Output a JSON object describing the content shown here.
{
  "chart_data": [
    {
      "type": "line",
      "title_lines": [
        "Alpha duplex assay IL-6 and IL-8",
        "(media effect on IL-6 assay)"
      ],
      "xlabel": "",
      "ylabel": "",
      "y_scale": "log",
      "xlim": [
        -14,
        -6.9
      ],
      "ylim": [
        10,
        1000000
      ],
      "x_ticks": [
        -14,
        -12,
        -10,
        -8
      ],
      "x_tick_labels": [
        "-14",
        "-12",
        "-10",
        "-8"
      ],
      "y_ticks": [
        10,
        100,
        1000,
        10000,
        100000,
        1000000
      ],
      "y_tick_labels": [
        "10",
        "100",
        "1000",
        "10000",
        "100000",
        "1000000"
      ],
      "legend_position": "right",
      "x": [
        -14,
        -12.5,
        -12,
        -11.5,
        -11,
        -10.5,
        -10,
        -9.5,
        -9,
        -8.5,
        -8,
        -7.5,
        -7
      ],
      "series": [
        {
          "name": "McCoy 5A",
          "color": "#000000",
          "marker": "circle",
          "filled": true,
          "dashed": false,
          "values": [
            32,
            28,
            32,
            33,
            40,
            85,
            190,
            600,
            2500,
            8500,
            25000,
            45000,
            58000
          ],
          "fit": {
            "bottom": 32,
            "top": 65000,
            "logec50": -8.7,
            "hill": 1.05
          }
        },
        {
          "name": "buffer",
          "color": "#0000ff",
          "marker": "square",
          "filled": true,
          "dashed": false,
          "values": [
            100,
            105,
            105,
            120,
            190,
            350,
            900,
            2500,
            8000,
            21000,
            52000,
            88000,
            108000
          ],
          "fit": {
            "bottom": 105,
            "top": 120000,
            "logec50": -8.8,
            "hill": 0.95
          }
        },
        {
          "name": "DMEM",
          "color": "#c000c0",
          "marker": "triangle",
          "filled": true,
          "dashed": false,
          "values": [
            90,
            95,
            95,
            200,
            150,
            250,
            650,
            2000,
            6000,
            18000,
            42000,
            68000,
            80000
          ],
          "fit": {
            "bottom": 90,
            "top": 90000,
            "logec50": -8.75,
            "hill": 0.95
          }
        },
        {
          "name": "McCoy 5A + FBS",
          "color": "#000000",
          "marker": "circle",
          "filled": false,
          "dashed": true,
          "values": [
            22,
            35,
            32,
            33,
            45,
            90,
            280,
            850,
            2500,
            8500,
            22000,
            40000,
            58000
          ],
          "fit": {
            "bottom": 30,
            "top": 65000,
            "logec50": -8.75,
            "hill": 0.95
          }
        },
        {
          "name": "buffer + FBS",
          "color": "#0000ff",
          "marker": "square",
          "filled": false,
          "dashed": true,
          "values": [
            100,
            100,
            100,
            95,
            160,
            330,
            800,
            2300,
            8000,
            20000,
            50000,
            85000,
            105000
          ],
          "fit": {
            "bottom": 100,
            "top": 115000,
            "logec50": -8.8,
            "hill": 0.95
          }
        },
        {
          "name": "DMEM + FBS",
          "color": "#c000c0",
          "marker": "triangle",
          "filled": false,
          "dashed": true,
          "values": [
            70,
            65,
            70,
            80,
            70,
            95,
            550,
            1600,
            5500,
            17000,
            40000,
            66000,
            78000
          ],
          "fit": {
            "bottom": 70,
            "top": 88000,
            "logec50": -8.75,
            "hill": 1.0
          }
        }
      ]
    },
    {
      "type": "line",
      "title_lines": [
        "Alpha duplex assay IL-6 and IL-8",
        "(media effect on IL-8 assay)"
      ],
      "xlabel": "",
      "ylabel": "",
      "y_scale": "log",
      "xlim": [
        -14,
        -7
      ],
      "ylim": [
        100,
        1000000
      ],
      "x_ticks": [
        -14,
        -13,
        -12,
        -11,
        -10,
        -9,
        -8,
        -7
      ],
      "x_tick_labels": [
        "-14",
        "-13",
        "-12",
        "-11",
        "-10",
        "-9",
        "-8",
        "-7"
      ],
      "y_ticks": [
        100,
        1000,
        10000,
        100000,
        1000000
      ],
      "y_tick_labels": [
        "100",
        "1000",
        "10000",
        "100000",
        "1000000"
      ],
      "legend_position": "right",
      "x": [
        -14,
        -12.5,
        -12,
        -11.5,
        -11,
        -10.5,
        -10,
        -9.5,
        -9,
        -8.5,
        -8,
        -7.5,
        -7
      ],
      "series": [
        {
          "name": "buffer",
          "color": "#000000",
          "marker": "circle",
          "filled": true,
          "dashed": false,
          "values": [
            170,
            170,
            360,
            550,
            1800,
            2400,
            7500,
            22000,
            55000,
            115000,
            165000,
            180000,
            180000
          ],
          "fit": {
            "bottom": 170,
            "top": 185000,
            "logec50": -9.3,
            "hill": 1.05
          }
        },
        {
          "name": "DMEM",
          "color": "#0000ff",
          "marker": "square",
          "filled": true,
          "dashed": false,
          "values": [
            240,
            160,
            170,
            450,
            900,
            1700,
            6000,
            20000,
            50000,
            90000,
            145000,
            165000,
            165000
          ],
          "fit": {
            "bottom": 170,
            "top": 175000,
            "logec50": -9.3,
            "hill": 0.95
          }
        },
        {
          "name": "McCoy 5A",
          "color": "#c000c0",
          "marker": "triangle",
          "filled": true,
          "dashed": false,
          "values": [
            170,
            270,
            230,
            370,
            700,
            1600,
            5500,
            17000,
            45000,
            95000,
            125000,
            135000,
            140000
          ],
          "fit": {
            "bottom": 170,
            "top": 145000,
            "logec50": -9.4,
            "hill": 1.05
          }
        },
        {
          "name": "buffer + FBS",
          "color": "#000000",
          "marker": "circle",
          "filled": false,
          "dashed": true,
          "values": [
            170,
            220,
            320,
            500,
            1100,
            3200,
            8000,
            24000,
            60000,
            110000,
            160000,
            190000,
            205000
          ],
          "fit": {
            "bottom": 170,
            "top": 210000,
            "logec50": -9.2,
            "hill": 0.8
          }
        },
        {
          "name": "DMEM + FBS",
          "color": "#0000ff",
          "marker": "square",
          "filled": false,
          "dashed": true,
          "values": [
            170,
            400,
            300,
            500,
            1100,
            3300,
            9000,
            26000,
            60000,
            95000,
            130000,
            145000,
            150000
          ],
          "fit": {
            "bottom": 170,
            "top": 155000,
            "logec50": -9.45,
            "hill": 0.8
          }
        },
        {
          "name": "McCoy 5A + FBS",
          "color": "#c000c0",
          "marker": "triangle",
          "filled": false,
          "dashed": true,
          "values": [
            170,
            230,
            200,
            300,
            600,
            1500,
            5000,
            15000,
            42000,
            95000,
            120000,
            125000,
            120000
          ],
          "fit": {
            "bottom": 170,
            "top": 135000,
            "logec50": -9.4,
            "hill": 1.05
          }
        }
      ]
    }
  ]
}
..........
- [Instructions for the task]:
After counting the lines of the records above that hold the word "assay", give the total and nothing else.

- [The answer]:
4